**Records for this exercise**

================================

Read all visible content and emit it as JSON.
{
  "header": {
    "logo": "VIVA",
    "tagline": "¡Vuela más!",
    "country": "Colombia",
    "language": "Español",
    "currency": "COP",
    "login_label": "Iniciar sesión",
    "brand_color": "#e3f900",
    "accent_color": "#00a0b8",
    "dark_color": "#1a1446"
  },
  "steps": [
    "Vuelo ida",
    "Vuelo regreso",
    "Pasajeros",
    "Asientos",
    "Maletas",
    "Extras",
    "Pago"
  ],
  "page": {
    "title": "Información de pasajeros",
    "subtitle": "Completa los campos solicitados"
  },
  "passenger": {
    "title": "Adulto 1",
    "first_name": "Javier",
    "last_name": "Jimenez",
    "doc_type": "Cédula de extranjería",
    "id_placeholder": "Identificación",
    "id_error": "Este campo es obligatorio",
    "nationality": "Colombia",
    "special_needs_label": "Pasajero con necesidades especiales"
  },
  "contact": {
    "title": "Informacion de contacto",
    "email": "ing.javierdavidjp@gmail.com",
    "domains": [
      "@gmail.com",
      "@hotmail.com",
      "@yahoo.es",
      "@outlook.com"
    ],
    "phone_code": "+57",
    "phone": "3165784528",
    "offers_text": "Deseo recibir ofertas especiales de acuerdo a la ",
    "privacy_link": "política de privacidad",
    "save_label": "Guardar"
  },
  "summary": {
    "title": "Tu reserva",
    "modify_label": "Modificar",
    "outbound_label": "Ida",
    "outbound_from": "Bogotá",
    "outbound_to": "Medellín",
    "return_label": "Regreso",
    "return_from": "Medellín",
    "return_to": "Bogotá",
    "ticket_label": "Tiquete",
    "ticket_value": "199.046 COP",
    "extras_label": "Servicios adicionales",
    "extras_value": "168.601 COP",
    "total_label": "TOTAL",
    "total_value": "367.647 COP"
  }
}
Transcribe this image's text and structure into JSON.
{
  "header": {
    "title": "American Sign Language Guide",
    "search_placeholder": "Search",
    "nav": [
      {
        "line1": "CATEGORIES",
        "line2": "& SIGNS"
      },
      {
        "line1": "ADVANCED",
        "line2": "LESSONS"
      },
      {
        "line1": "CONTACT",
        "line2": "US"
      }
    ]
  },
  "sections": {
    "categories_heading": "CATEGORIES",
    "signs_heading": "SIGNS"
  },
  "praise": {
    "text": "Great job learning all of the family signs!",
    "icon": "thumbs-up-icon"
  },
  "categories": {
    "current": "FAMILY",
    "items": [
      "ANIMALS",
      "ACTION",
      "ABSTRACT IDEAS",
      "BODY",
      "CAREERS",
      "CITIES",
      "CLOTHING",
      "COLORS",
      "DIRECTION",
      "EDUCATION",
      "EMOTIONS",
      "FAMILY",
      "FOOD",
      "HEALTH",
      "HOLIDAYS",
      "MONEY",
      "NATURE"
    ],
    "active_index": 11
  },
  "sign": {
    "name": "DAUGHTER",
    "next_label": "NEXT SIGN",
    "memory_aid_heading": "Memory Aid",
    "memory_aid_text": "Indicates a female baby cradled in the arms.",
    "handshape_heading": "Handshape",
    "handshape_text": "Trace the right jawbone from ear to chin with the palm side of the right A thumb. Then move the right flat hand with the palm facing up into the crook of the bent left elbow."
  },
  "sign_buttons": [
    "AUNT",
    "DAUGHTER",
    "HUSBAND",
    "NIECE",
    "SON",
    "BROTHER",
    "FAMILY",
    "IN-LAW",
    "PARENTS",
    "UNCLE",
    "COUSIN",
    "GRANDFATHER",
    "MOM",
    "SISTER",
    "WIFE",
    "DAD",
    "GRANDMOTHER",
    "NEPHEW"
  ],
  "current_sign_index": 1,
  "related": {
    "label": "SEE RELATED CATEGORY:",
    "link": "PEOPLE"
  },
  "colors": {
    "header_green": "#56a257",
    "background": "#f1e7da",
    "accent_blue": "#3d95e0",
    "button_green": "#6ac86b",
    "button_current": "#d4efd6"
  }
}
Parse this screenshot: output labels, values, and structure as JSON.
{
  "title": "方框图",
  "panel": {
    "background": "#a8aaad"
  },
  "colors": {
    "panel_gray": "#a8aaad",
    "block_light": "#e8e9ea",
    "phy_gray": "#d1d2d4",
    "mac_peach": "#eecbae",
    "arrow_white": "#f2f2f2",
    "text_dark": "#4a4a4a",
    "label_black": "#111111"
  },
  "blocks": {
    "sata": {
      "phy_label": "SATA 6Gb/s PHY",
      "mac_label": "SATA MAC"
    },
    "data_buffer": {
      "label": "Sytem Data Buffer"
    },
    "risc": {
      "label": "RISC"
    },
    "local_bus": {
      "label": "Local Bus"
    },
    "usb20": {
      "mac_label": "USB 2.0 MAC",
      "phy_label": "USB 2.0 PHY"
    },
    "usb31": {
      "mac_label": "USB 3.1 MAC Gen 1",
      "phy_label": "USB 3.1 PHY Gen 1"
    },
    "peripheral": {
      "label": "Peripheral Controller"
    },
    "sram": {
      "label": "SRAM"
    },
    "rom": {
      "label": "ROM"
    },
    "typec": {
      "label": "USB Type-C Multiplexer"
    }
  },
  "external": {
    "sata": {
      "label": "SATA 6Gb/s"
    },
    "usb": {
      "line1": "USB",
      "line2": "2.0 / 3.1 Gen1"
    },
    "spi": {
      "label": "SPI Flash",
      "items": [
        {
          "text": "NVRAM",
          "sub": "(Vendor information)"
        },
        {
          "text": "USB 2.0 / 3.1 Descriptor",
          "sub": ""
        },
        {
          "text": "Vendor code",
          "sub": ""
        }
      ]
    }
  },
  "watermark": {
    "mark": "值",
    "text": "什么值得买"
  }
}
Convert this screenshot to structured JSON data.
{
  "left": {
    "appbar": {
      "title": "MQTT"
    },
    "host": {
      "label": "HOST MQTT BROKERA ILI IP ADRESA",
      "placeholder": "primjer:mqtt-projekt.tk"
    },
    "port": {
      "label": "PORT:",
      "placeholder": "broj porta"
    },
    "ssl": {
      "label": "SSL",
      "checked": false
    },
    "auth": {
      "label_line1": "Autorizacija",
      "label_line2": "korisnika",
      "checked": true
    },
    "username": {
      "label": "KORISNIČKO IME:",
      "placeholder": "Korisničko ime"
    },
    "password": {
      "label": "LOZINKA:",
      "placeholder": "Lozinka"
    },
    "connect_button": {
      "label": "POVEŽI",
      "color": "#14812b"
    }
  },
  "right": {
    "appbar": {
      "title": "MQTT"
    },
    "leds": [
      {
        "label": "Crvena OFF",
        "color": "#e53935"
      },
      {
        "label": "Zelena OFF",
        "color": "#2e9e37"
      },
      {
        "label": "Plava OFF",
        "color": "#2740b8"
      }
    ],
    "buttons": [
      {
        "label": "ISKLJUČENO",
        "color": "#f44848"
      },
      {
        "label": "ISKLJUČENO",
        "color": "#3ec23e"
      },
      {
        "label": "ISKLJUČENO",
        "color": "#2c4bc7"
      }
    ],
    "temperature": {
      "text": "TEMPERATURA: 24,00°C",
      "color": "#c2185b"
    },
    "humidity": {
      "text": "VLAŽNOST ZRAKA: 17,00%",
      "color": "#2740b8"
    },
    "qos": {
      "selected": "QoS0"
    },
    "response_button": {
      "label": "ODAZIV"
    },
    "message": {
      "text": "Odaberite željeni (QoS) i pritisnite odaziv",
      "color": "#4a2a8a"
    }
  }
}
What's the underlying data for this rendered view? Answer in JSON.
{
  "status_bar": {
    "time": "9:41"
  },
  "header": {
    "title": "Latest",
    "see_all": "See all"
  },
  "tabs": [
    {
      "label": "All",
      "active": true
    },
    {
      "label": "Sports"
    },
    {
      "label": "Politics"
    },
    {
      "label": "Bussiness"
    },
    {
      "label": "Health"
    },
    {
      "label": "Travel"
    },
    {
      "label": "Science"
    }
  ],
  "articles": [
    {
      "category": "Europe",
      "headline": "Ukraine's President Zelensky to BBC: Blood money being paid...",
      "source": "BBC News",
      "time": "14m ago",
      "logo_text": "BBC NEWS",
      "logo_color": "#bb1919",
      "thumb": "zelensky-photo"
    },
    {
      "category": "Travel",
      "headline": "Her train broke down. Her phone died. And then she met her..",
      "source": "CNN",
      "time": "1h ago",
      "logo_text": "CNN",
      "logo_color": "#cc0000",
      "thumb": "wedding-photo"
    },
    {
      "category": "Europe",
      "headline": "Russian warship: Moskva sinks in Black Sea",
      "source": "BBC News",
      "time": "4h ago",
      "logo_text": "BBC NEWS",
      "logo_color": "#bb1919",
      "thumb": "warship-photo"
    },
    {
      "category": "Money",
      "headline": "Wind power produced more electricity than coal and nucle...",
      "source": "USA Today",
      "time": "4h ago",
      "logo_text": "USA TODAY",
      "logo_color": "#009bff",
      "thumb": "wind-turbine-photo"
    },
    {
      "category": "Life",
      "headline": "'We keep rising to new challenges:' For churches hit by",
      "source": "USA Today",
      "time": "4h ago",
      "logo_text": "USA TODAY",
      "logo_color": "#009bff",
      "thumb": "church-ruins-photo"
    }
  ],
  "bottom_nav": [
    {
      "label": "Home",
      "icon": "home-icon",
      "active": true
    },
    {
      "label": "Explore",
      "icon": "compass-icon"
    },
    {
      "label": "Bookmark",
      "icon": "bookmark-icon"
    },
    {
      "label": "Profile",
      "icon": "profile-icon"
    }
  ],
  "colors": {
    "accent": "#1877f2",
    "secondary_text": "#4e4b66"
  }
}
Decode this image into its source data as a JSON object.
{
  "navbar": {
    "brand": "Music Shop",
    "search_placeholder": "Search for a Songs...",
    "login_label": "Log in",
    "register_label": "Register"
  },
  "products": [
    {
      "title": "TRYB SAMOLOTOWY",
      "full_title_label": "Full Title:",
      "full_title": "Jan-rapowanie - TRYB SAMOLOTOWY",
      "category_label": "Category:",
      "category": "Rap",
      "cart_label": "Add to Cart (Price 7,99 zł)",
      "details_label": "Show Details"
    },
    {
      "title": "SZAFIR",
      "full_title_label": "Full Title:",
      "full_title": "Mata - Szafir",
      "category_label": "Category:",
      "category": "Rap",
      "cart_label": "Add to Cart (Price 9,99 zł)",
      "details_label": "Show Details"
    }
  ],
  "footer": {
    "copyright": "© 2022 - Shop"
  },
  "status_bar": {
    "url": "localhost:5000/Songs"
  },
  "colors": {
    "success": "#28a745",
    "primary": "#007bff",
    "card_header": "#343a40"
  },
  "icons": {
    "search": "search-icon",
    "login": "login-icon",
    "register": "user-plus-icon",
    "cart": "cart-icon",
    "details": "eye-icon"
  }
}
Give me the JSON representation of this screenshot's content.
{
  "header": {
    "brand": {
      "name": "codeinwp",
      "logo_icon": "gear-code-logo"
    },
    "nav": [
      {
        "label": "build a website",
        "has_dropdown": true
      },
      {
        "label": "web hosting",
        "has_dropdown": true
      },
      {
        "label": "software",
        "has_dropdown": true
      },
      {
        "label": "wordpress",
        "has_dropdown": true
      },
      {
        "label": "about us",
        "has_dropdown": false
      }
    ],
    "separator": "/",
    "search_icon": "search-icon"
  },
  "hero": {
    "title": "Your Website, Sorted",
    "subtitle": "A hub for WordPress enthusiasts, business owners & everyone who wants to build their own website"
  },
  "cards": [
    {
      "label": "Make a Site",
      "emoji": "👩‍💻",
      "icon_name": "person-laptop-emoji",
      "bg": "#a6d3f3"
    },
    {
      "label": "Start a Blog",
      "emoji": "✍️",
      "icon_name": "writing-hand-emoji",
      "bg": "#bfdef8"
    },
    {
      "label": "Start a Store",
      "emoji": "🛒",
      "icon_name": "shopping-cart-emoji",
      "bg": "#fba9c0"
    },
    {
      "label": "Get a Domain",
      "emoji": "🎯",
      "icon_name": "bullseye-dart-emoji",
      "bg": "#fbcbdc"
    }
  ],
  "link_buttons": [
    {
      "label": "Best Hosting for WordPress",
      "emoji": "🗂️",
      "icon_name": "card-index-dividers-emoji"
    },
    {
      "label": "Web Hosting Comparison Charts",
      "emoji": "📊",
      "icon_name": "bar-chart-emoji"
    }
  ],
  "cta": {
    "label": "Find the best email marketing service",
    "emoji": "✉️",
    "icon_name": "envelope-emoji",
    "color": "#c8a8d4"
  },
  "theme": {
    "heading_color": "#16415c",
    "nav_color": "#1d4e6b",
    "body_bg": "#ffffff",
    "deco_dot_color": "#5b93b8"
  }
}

================================

**Your goal**
Return a copy of every line that includes the word "warship".

**Answer to this task**
      "headline": "Russian warship: Moskva sinks in Black Sea",
      "thumb": "warship-photo"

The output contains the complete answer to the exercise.